_EXERCISE AIM_
Reproduce the material word for word, from its first line through the line containing "Where is each", both ends included. Leave the pictures out of your copy.

_SUPPLIED RECORDS_
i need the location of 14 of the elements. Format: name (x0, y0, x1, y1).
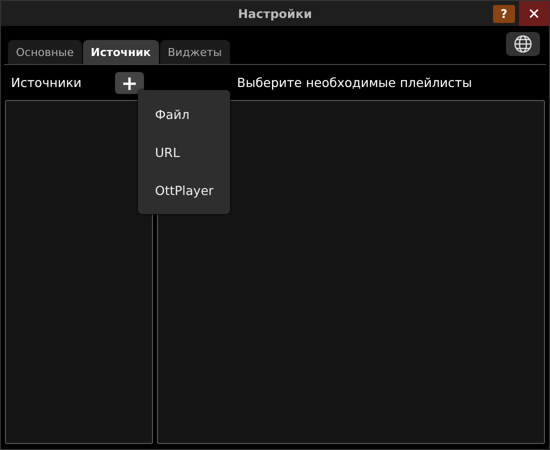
menu-item[interactable]: Файл (138, 95, 230, 133)
sources-heading: Источники (11, 75, 82, 90)
playlists-heading: Выберите необходимые плейлисты (237, 75, 472, 90)
window-title: Настройки (238, 6, 312, 20)
add-button[interactable]: + (115, 72, 144, 94)
menu-item[interactable]: OttPlayer (138, 171, 230, 209)
close-button[interactable]: ✕ (519, 1, 549, 26)
help-button[interactable]: ? (493, 4, 515, 22)
tab[interactable]: Источник (82, 40, 159, 64)
tab[interactable]: Виджеты (160, 40, 230, 64)
globe-icon (513, 34, 533, 54)
language-button[interactable] (506, 32, 540, 56)
tab[interactable]: Основные (8, 40, 82, 64)
menu-item[interactable]: URL (138, 133, 230, 171)
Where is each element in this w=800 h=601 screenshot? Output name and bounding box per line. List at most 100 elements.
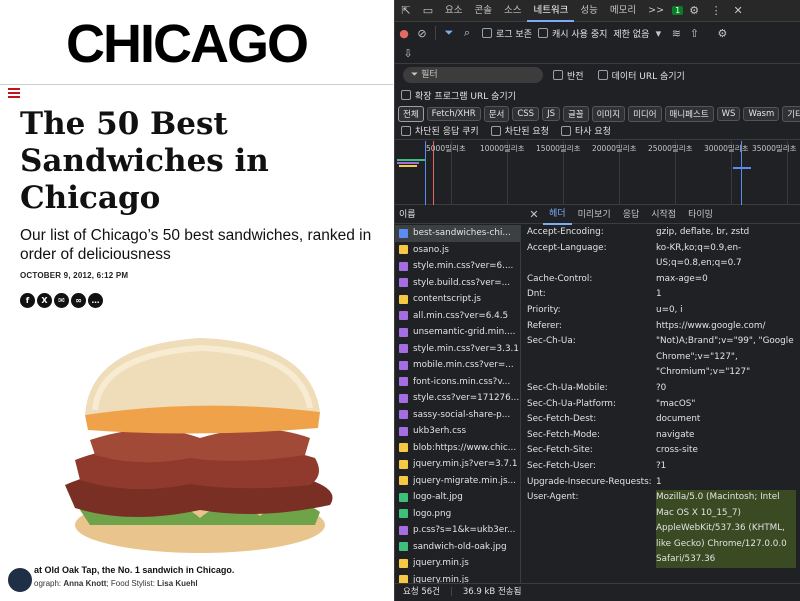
issues-badge[interactable]: 1 xyxy=(672,6,684,15)
waterfall-bar xyxy=(733,167,751,169)
import-har-icon[interactable]: ⇧ xyxy=(685,27,703,40)
stylesheet-icon xyxy=(399,278,408,288)
request-row[interactable]: best-sandwiches-chi... xyxy=(395,225,520,242)
settings-gear-icon[interactable]: ⚙ xyxy=(683,4,705,17)
request-row[interactable]: style.min.css?ver=3.3.1 xyxy=(395,341,520,358)
close-detail-icon[interactable]: ✕ xyxy=(525,208,543,221)
devtools-tabbar: ⇱ ▭ 요소 콘솔 소스 네트워크 성능 메모리 >> 1 ⚙ ⋮ ✕ xyxy=(395,0,800,22)
floating-avatar-button[interactable] xyxy=(6,566,34,594)
tab-console[interactable]: 콘솔 xyxy=(468,0,497,22)
device-toolbar-icon[interactable]: ▭ xyxy=(417,4,439,17)
type-chip-fetch[interactable]: Fetch/XHR xyxy=(426,107,481,121)
resource-type-filter: 전체 Fetch/XHR 문서 CSS JS 글꼴 이미지 미디어 매니페스트 … xyxy=(395,104,800,124)
tab-performance[interactable]: 성능 xyxy=(574,0,603,22)
type-chip-all[interactable]: 전체 xyxy=(398,106,424,122)
request-row[interactable]: all.min.css?ver=6.4.5 xyxy=(395,308,520,325)
type-chip-other[interactable]: 기타 xyxy=(782,106,800,122)
search-icon[interactable]: ⌕ xyxy=(458,26,476,40)
request-row[interactable]: contentscript.js xyxy=(395,291,520,308)
network-settings-gear-icon[interactable]: ⚙ xyxy=(713,27,731,40)
blocked-cookies-checkbox[interactable] xyxy=(401,125,411,136)
name-column-header[interactable]: 이름 xyxy=(395,206,521,224)
export-har-icon[interactable]: ⇩ xyxy=(399,47,417,60)
type-chip-css[interactable]: CSS xyxy=(512,107,540,121)
photo-credit: ograph: Anna Knott; Food Stylist: Lisa K… xyxy=(34,579,389,588)
hide-data-urls-checkbox[interactable] xyxy=(597,70,608,80)
chevron-down-icon[interactable]: ▾ xyxy=(649,27,667,40)
request-row[interactable]: p.css?s=1&k=ukb3er... xyxy=(395,522,520,539)
network-overview-timeline[interactable]: 5000밀리초 10000밀리초 15000밀리초 20000밀리초 25000… xyxy=(395,141,800,205)
request-row[interactable]: jquery.min.js?ver=3.7.1 xyxy=(395,456,520,473)
type-chip-js[interactable]: JS xyxy=(542,107,560,121)
request-row[interactable]: style.css?ver=171276... xyxy=(395,390,520,407)
type-chip-media[interactable]: 미디어 xyxy=(628,106,662,122)
article-page: CHICAGO The 50 Best Sandwiches in Chicag… xyxy=(0,0,393,601)
site-logo[interactable]: CHICAGO xyxy=(66,14,309,74)
tab-timing[interactable]: 타이밍 xyxy=(682,206,719,224)
image-icon xyxy=(399,492,408,502)
network-conditions-icon[interactable]: ≋ xyxy=(667,27,685,40)
type-chip-font[interactable]: 글꼴 xyxy=(562,106,589,122)
clear-icon[interactable]: ⊘ xyxy=(413,27,431,40)
third-party-checkbox[interactable] xyxy=(560,125,571,136)
tab-preview[interactable]: 미리보기 xyxy=(572,206,617,224)
type-chip-manifest[interactable]: 매니페스트 xyxy=(664,106,714,122)
request-row[interactable]: sassy-social-share-p... xyxy=(395,407,520,424)
more-tabs-button[interactable]: >> xyxy=(642,0,670,22)
request-row[interactable]: osano.js xyxy=(395,242,520,259)
throttling-select[interactable]: 제한 없음 xyxy=(613,27,649,40)
hide-extension-urls-checkbox[interactable] xyxy=(401,90,411,100)
request-row[interactable]: mobile.min.css?ver=... xyxy=(395,357,520,374)
x-icon[interactable]: X xyxy=(37,293,52,308)
disable-cache-checkbox[interactable] xyxy=(537,28,548,38)
request-count: 요청 56건 xyxy=(403,587,440,597)
filter-input[interactable]: ⏷ 필터 xyxy=(403,67,543,83)
header-divider xyxy=(0,84,393,85)
request-row[interactable]: sandwich-old-oak.jpg xyxy=(395,539,520,556)
header-row: Sec-Fetch-User: ?1 xyxy=(527,460,667,471)
preserve-log-label: 로그 보존 xyxy=(496,29,532,40)
network-toolbar-row2: ⇩ xyxy=(395,44,800,64)
filter-icon[interactable]: ⏷ xyxy=(440,26,458,40)
article-headline: The 50 Best Sandwiches in Chicago xyxy=(20,106,269,216)
tab-memory[interactable]: 메모리 xyxy=(604,0,642,22)
request-row[interactable]: logo.png xyxy=(395,506,520,523)
request-row[interactable]: style.build.css?ver=... xyxy=(395,275,520,292)
request-row[interactable]: jquery.min.js xyxy=(395,572,520,583)
request-row[interactable]: jquery-migrate.min.js... xyxy=(395,473,520,490)
tab-headers[interactable]: 헤더 xyxy=(543,205,572,225)
hamburger-menu-icon[interactable] xyxy=(8,88,20,98)
request-row[interactable]: blob:https://www.chic... xyxy=(395,440,520,457)
close-devtools-icon[interactable]: ✕ xyxy=(727,4,749,17)
invert-checkbox[interactable] xyxy=(553,70,563,80)
credit-stylist: Lisa Kuehl xyxy=(157,579,198,588)
tab-elements[interactable]: 요소 xyxy=(439,0,468,22)
type-chip-ws[interactable]: WS xyxy=(716,107,741,121)
request-row[interactable]: ukb3erh.css xyxy=(395,423,520,440)
email-icon[interactable]: ✉ xyxy=(54,293,69,308)
header-row: Accept-Language: ko-KR,ko;q=0.9,en-US;q=0… xyxy=(527,242,742,269)
comment-icon[interactable]: … xyxy=(88,293,103,308)
type-chip-wasm[interactable]: Wasm xyxy=(743,107,780,121)
script-icon xyxy=(399,443,408,453)
preserve-log-checkbox[interactable] xyxy=(482,28,492,38)
request-row[interactable]: font-icons.min.css?v... xyxy=(395,374,520,391)
blocked-requests-checkbox[interactable] xyxy=(490,125,501,136)
header-row: Cache-Control: max-age=0 xyxy=(527,273,708,284)
facebook-icon[interactable]: f xyxy=(20,293,35,308)
header-row: Sec-Ch-Ua: "Not)A;Brand";v="99", "Google … xyxy=(527,336,794,378)
type-chip-img[interactable]: 이미지 xyxy=(591,106,626,122)
request-row[interactable]: unsemantic-grid.min.... xyxy=(395,324,520,341)
link-icon[interactable]: ∞ xyxy=(71,293,86,308)
request-row[interactable]: style.min.css?ver=6.... xyxy=(395,258,520,275)
tab-initiator[interactable]: 시작점 xyxy=(645,206,682,224)
type-chip-doc[interactable]: 문서 xyxy=(483,106,510,122)
request-row[interactable]: logo-alt.jpg xyxy=(395,489,520,506)
inspect-element-icon[interactable]: ⇱ xyxy=(395,4,417,17)
request-row[interactable]: jquery.min.js xyxy=(395,555,520,572)
tab-response[interactable]: 응답 xyxy=(617,206,646,224)
tab-network[interactable]: 네트워크 xyxy=(527,0,575,22)
tab-sources[interactable]: 소스 xyxy=(498,0,527,22)
more-options-icon[interactable]: ⋮ xyxy=(705,4,727,17)
record-icon[interactable]: ● xyxy=(395,27,413,40)
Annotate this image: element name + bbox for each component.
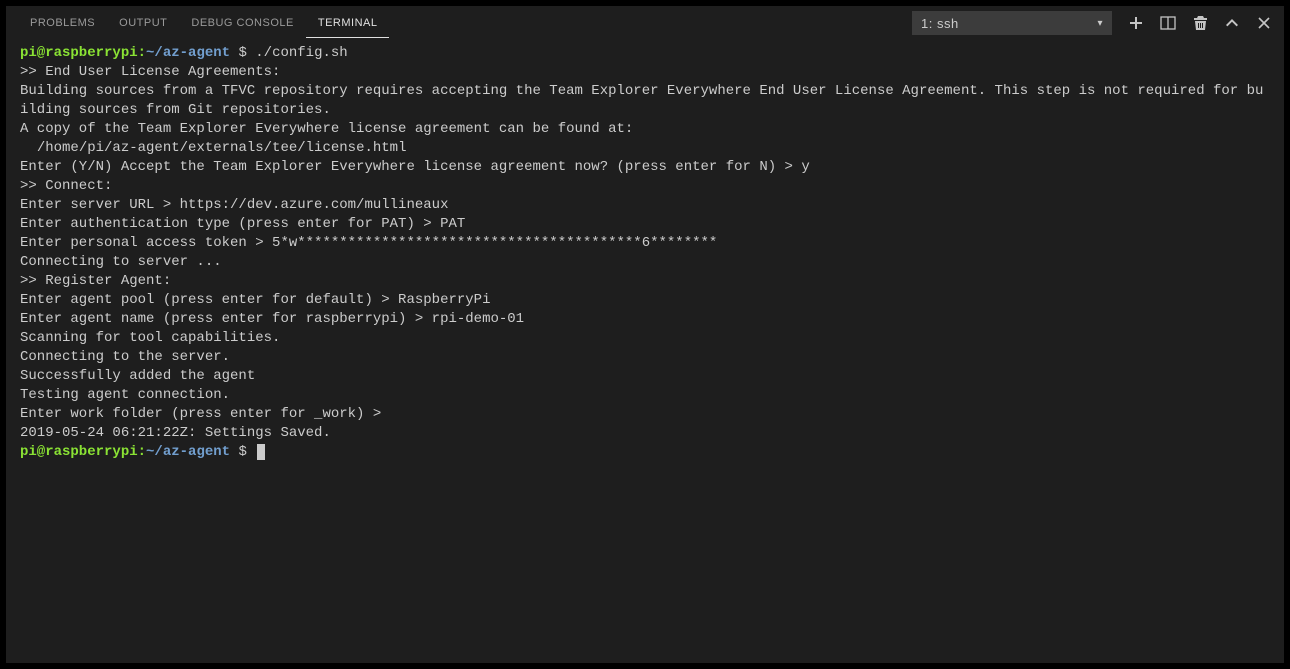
split-terminal-icon[interactable] (1160, 15, 1176, 31)
server-url-line: Enter server URL > https://dev.azure.com… (20, 196, 1270, 215)
eula-header: >> End User License Agreements: (20, 63, 1270, 82)
entered-command: ./config.sh (255, 45, 347, 61)
close-panel-icon[interactable] (1256, 15, 1272, 31)
license-path: /home/pi/az-agent/externals/tee/license.… (20, 139, 1270, 158)
tab-output[interactable]: OUTPUT (107, 9, 179, 37)
terminal-cursor (257, 444, 265, 460)
tab-problems[interactable]: PROBLEMS (18, 9, 107, 37)
pat-line: Enter personal access token > 5*w*******… (20, 234, 1270, 253)
eula-accept-prompt: Enter (Y/N) Accept the Team Explorer Eve… (20, 158, 1270, 177)
terminal-toolbar (1128, 15, 1272, 31)
auth-type-line: Enter authentication type (press enter f… (20, 215, 1270, 234)
terminal-selector-value: 1: ssh (921, 16, 959, 31)
eula-body: Building sources from a TFVC repository … (20, 82, 1270, 120)
settings-saved-line: 2019-05-24 06:21:22Z: Settings Saved. (20, 424, 1270, 443)
kill-terminal-icon[interactable] (1192, 15, 1208, 31)
tab-debug-console[interactable]: DEBUG CONSOLE (179, 9, 305, 37)
terminal-selector-dropdown[interactable]: 1: ssh ▾ (912, 11, 1112, 35)
chevron-down-icon: ▾ (1097, 18, 1103, 29)
tab-terminal[interactable]: TERMINAL (306, 9, 390, 38)
maximize-panel-icon[interactable] (1224, 15, 1240, 31)
work-folder-line: Enter work folder (press enter for _work… (20, 405, 1270, 424)
agent-name-line: Enter agent name (press enter for raspbe… (20, 310, 1270, 329)
connect-header: >> Connect: (20, 177, 1270, 196)
agent-pool-line: Enter agent pool (press enter for defaul… (20, 291, 1270, 310)
register-agent-header: >> Register Agent: (20, 272, 1270, 291)
panel-tab-bar: PROBLEMS OUTPUT DEBUG CONSOLE TERMINAL 1… (6, 6, 1284, 40)
new-terminal-icon[interactable] (1128, 15, 1144, 31)
prompt-path: ~/az-agent (146, 45, 230, 61)
terminal-output[interactable]: pi@raspberrypi:~/az-agent $ ./config.sh>… (6, 40, 1284, 663)
prompt-user-host: pi@raspberrypi (20, 45, 138, 61)
terminal-panel: PROBLEMS OUTPUT DEBUG CONSOLE TERMINAL 1… (6, 6, 1284, 663)
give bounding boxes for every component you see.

_REPLY_
i need the location of 14 of the elements. Format: name (x0, y0, x1, y1).
menu-item[interactable]: Файл (138, 95, 230, 133)
sources-heading: Источники (11, 75, 82, 90)
playlists-heading: Выберите необходимые плейлисты (237, 75, 472, 90)
window-title: Настройки (238, 6, 312, 20)
add-button[interactable]: + (115, 72, 144, 94)
menu-item[interactable]: OttPlayer (138, 171, 230, 209)
close-button[interactable]: ✕ (519, 1, 549, 26)
help-button[interactable]: ? (493, 4, 515, 22)
tab[interactable]: Источник (82, 40, 159, 64)
tab[interactable]: Виджеты (160, 40, 230, 64)
globe-icon (513, 34, 533, 54)
language-button[interactable] (506, 32, 540, 56)
tab[interactable]: Основные (8, 40, 82, 64)
menu-item[interactable]: URL (138, 133, 230, 171)
Where is each element in this w=800 h=601 screenshot? Output name and bounding box per line. List at most 100 elements.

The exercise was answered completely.